Copy out every one of the rows below, character for character.

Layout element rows
* BEGIN *

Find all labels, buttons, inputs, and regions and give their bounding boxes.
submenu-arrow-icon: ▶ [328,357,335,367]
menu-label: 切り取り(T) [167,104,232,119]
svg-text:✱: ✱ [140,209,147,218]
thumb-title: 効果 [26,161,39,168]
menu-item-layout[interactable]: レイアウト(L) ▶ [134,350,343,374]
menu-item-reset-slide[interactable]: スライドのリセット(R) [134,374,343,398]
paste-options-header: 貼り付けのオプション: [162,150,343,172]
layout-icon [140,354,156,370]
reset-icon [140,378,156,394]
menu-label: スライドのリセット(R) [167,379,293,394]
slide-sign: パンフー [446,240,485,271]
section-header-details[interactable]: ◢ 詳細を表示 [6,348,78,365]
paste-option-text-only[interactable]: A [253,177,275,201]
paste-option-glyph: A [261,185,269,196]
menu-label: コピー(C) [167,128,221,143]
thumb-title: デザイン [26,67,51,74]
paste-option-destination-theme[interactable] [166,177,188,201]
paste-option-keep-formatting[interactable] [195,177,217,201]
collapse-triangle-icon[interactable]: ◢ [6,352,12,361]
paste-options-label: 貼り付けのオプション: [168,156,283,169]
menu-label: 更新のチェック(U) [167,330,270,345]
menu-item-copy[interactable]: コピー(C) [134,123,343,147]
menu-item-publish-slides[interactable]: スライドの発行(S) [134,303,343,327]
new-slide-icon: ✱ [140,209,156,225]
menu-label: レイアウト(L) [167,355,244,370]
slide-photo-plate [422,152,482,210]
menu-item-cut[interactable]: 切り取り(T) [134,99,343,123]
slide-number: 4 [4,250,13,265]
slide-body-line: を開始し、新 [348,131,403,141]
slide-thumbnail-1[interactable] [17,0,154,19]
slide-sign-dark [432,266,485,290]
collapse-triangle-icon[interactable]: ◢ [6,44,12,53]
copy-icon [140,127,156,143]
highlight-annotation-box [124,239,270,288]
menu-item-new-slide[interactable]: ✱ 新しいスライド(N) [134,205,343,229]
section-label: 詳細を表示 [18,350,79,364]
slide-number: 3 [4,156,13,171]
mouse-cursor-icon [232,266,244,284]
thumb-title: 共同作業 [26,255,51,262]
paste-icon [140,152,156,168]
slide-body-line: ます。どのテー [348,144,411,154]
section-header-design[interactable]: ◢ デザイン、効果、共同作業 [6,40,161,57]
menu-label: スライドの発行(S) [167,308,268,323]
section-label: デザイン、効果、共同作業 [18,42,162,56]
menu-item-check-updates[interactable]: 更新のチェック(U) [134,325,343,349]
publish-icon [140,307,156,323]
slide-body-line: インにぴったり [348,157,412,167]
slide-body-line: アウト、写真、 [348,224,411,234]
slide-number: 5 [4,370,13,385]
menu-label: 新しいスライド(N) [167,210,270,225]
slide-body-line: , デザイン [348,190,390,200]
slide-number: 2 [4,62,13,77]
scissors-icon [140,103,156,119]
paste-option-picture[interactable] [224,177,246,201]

* END *

◆ EXERCISE SOLUTION ◆
Find all labels, buttons, inputs, and regions and give their bounding boxes.
submenu-arrow-icon: ▶ [328,357,335,367]
menu-label: 切り取り(T) [167,104,232,119]
svg-text:✱: ✱ [140,209,147,218]
thumb-title: 効果 [26,161,39,168]
menu-item-layout[interactable]: レイアウト(L) ▶ [134,350,343,374]
menu-item-reset-slide[interactable]: スライドのリセット(R) [134,374,343,398]
paste-options-header: 貼り付けのオプション: [162,150,343,172]
layout-icon [140,354,156,370]
reset-icon [140,378,156,394]
menu-label: スライドのリセット(R) [167,379,293,394]
slide-sign: パンフー [446,240,485,271]
section-header-details[interactable]: ◢ 詳細を表示 [6,348,78,365]
paste-option-text-only[interactable]: A [253,177,275,201]
paste-option-glyph: A [261,185,269,196]
menu-label: コピー(C) [167,128,221,143]
thumb-title: デザイン [26,67,51,74]
paste-option-destination-theme[interactable] [166,177,188,201]
paste-option-keep-formatting[interactable] [195,177,217,201]
collapse-triangle-icon[interactable]: ◢ [6,352,12,361]
paste-options-label: 貼り付けのオプション: [168,156,283,169]
menu-label: 更新のチェック(U) [167,330,270,345]
menu-item-copy[interactable]: コピー(C) [134,123,343,147]
menu-item-publish-slides[interactable]: スライドの発行(S) [134,303,343,327]
new-slide-icon: ✱ [140,209,156,225]
menu-label: レイアウト(L) [167,355,244,370]
slide-photo-plate [422,152,482,210]
menu-item-cut[interactable]: 切り取り(T) [134,99,343,123]
slide-number: 4 [4,250,13,265]
slide-body-line: を開始し、新 [348,131,403,141]
slide-thumbnail-1[interactable] [17,0,154,19]
slide-sign-dark [432,266,485,290]
collapse-triangle-icon[interactable]: ◢ [6,44,12,53]
copy-icon [140,127,156,143]
highlight-annotation-box [124,239,270,288]
menu-item-new-slide[interactable]: ✱ 新しいスライド(N) [134,205,343,229]
section-label: 詳細を表示 [18,350,79,364]
slide-number: 3 [4,156,13,171]
mouse-cursor-icon [232,266,244,284]
thumb-title: 共同作業 [26,255,51,262]
paste-icon [140,152,156,168]
slide-body-line: ます。どのテー [348,144,411,154]
section-header-design[interactable]: ◢ デザイン、効果、共同作業 [6,40,161,57]
menu-label: スライドの発行(S) [167,308,268,323]
section-label: デザイン、効果、共同作業 [18,42,162,56]
menu-item-check-updates[interactable]: 更新のチェック(U) [134,325,343,349]
publish-icon [140,307,156,323]
slide-body-line: インにぴったり [348,157,412,167]
slide-body-line: アウト、写真、 [348,224,411,234]
slide-number: 5 [4,370,13,385]
menu-label: 新しいスライド(N) [167,210,270,225]
slide-body-line: , デザイン [348,190,390,200]
slide-number: 2 [4,62,13,77]
scissors-icon [140,103,156,119]
paste-option-picture[interactable] [224,177,246,201]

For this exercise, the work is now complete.